* Begin *

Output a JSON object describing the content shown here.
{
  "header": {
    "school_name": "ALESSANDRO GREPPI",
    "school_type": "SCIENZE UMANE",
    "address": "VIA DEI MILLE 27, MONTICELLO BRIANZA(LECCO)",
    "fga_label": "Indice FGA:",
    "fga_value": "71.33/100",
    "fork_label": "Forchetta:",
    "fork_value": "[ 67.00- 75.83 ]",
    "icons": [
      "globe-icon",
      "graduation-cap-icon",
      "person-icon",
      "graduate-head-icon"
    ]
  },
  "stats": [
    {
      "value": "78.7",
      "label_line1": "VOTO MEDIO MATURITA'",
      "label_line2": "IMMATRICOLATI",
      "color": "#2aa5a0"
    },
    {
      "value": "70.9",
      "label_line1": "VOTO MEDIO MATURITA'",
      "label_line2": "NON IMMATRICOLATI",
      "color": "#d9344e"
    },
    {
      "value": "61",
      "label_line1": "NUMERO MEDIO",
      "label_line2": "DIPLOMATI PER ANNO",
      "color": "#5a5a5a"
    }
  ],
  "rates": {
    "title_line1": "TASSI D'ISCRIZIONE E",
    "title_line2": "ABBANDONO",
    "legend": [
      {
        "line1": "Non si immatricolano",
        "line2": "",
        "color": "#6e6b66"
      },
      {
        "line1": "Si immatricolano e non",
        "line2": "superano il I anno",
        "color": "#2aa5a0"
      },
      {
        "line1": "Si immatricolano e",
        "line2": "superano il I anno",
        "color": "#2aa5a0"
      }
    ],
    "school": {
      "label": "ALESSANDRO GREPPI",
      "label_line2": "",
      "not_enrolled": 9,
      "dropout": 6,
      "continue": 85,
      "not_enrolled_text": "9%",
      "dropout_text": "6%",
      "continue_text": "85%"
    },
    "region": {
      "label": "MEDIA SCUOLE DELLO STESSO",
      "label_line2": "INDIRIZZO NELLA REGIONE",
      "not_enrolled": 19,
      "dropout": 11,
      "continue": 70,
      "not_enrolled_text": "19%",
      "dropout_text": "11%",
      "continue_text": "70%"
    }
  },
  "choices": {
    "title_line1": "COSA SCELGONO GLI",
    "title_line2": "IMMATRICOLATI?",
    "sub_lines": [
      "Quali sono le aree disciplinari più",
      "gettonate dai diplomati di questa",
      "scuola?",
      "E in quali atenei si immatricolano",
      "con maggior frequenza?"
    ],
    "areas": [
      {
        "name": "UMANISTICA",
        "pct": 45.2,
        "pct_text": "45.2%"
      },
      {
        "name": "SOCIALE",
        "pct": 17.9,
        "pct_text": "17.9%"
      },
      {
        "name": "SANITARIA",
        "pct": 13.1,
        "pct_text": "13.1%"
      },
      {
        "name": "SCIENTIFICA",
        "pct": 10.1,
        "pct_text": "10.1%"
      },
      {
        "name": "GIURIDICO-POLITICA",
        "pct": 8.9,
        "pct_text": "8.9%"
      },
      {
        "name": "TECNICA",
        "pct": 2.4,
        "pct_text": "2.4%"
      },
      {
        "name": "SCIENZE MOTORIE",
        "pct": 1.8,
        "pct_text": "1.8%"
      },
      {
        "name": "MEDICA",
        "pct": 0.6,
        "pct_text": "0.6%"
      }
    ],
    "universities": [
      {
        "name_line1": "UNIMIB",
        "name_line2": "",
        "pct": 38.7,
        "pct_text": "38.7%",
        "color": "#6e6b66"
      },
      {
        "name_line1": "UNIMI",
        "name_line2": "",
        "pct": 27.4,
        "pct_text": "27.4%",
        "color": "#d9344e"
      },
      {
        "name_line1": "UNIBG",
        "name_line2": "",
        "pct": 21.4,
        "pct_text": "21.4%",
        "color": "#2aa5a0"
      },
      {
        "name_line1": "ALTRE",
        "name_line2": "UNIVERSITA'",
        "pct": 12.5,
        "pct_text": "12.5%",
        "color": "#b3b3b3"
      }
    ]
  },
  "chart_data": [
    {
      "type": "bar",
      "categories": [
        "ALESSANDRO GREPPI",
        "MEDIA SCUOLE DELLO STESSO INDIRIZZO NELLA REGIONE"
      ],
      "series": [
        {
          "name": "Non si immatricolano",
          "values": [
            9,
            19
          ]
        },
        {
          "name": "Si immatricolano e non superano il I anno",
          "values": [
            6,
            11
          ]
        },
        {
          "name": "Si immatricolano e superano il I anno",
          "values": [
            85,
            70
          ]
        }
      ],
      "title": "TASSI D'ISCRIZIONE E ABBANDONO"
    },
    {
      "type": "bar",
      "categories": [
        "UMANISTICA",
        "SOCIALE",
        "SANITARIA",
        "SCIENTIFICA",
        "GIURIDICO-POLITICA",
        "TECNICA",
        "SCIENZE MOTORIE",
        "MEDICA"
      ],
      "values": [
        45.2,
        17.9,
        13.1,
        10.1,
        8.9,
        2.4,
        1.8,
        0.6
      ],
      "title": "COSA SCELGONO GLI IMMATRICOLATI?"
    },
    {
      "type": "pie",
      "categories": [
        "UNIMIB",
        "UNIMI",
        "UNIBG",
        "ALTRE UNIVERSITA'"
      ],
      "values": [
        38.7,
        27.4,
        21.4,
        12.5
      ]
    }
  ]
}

* End *

• **WRITTEN REQUEST**
Type out the full listing again, exactly as given.

• **RESPONSE**
Output a JSON object describing the content shown here.
{
  "header": {
    "school_name": "ALESSANDRO GREPPI",
    "school_type": "SCIENZE UMANE",
    "address": "VIA DEI MILLE 27, MONTICELLO BRIANZA(LECCO)",
    "fga_label": "Indice FGA:",
    "fga_value": "71.33/100",
    "fork_label": "Forchetta:",
    "fork_value": "[ 67.00- 75.83 ]",
    "icons": [
      "globe-icon",
      "graduation-cap-icon",
      "person-icon",
      "graduate-head-icon"
    ]
  },
  "stats": [
    {
      "value": "78.7",
      "label_line1": "VOTO MEDIO MATURITA'",
      "label_line2": "IMMATRICOLATI",
      "color": "#2aa5a0"
    },
    {
      "value": "70.9",
      "label_line1": "VOTO MEDIO MATURITA'",
      "label_line2": "NON IMMATRICOLATI",
      "color": "#d9344e"
    },
    {
      "value": "61",
      "label_line1": "NUMERO MEDIO",
      "label_line2": "DIPLOMATI PER ANNO",
      "color": "#5a5a5a"
    }
  ],
  "rates": {
    "title_line1": "TASSI D'ISCRIZIONE E",
    "title_line2": "ABBANDONO",
    "legend": [
      {
        "line1": "Non si immatricolano",
        "line2": "",
        "color": "#6e6b66"
      },
      {
        "line1": "Si immatricolano e non",
        "line2": "superano il I anno",
        "color": "#2aa5a0"
      },
      {
        "line1": "Si immatricolano e",
        "line2": "superano il I anno",
        "color": "#2aa5a0"
      }
    ],
    "school": {
      "label": "ALESSANDRO GREPPI",
      "label_line2": "",
      "not_enrolled": 9,
      "dropout": 6,
      "continue": 85,
      "not_enrolled_text": "9%",
      "dropout_text": "6%",
      "continue_text": "85%"
    },
    "region": {
      "label": "MEDIA SCUOLE DELLO STESSO",
      "label_line2": "INDIRIZZO NELLA REGIONE",
      "not_enrolled": 19,
      "dropout": 11,
      "continue": 70,
      "not_enrolled_text": "19%",
      "dropout_text": "11%",
      "continue_text": "70%"
    }
  },
  "choices": {
    "title_line1": "COSA SCELGONO GLI",
    "title_line2": "IMMATRICOLATI?",
    "sub_lines": [
      "Quali sono le aree disciplinari più",
      "gettonate dai diplomati di questa",
      "scuola?",
      "E in quali atenei si immatricolano",
      "con maggior frequenza?"
    ],
    "areas": [
      {
        "name": "UMANISTICA",
        "pct": 45.2,
        "pct_text": "45.2%"
      },
      {
        "name": "SOCIALE",
        "pct": 17.9,
        "pct_text": "17.9%"
      },
      {
        "name": "SANITARIA",
        "pct": 13.1,
        "pct_text": "13.1%"
      },
      {
        "name": "SCIENTIFICA",
        "pct": 10.1,
        "pct_text": "10.1%"
      },
      {
        "name": "GIURIDICO-POLITICA",
        "pct": 8.9,
        "pct_text": "8.9%"
      },
      {
        "name": "TECNICA",
        "pct": 2.4,
        "pct_text": "2.4%"
      },
      {
        "name": "SCIENZE MOTORIE",
        "pct": 1.8,
        "pct_text": "1.8%"
      },
      {
        "name": "MEDICA",
        "pct": 0.6,
        "pct_text": "0.6%"
      }
    ],
    "universities": [
      {
        "name_line1": "UNIMIB",
        "name_line2": "",
        "pct": 38.7,
        "pct_text": "38.7%",
        "color": "#6e6b66"
      },
      {
        "name_line1": "UNIMI",
        "name_line2": "",
        "pct": 27.4,
        "pct_text": "27.4%",
        "color": "#d9344e"
      },
      {
        "name_line1": "UNIBG",
        "name_line2": "",
        "pct": 21.4,
        "pct_text": "21.4%",
        "color": "#2aa5a0"
      },
      {
        "name_line1": "ALTRE",
        "name_line2": "UNIVERSITA'",
        "pct": 12.5,
        "pct_text": "12.5%",
        "color": "#b3b3b3"
      }
    ]
  },
  "chart_data": [
    {
      "type": "bar",
      "categories": [
        "ALESSANDRO GREPPI",
        "MEDIA SCUOLE DELLO STESSO INDIRIZZO NELLA REGIONE"
      ],
      "series": [
        {
          "name": "Non si immatricolano",
          "values": [
            9,
            19
          ]
        },
        {
          "name": "Si immatricolano e non superano il I anno",
          "values": [
            6,
            11
          ]
        },
        {
          "name": "Si immatricolano e superano il I anno",
          "values": [
            85,
            70
          ]
        }
      ],
      "title": "TASSI D'ISCRIZIONE E ABBANDONO"
    },
    {
      "type": "bar",
      "categories": [
        "UMANISTICA",
        "SOCIALE",
        "SANITARIA",
        "SCIENTIFICA",
        "GIURIDICO-POLITICA",
        "TECNICA",
        "SCIENZE MOTORIE",
        "MEDICA"
      ],
      "values": [
        45.2,
        17.9,
        13.1,
        10.1,
        8.9,
        2.4,
        1.8,
        0.6
      ],
      "title": "COSA SCELGONO GLI IMMATRICOLATI?"
    },
    {
      "type": "pie",
      "categories": [
        "UNIMIB",
        "UNIMI",
        "UNIBG",
        "ALTRE UNIVERSITA'"
      ],
      "values": [
        38.7,
        27.4,
        21.4,
        12.5
      ]
    }
  ]
}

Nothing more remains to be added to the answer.